(Items from a dataset)
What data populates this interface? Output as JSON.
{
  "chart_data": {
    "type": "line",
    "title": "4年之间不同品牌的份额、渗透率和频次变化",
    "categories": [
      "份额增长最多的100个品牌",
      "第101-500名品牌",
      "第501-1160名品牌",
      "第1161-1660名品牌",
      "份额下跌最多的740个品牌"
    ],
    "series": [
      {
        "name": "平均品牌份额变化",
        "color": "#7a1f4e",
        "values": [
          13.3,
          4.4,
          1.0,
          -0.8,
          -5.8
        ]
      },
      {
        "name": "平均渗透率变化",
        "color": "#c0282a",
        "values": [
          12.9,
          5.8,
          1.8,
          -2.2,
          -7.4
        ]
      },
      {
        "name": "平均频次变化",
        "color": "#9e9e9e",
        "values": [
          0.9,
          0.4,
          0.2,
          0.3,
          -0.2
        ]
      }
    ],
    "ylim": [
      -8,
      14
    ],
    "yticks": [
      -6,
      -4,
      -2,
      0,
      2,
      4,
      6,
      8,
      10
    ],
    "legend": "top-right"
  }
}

• [SET EXERCISE]: Restate every line of the data word for word.

• [RESPONSE FOR THIS EXERCISE]:
What data populates this interface? Output as JSON.
{
  "chart_data": {
    "type": "line",
    "title": "4年之间不同品牌的份额、渗透率和频次变化",
    "categories": [
      "份额增长最多的100个品牌",
      "第101-500名品牌",
      "第501-1160名品牌",
      "第1161-1660名品牌",
      "份额下跌最多的740个品牌"
    ],
    "series": [
      {
        "name": "平均品牌份额变化",
        "color": "#7a1f4e",
        "values": [
          13.3,
          4.4,
          1.0,
          -0.8,
          -5.8
        ]
      },
      {
        "name": "平均渗透率变化",
        "color": "#c0282a",
        "values": [
          12.9,
          5.8,
          1.8,
          -2.2,
          -7.4
        ]
      },
      {
        "name": "平均频次变化",
        "color": "#9e9e9e",
        "values": [
          0.9,
          0.4,
          0.2,
          0.3,
          -0.2
        ]
      }
    ],
    "ylim": [
      -8,
      14
    ],
    "yticks": [
      -6,
      -4,
      -2,
      0,
      2,
      4,
      6,
      8,
      10
    ],
    "legend": "top-right"
  }
}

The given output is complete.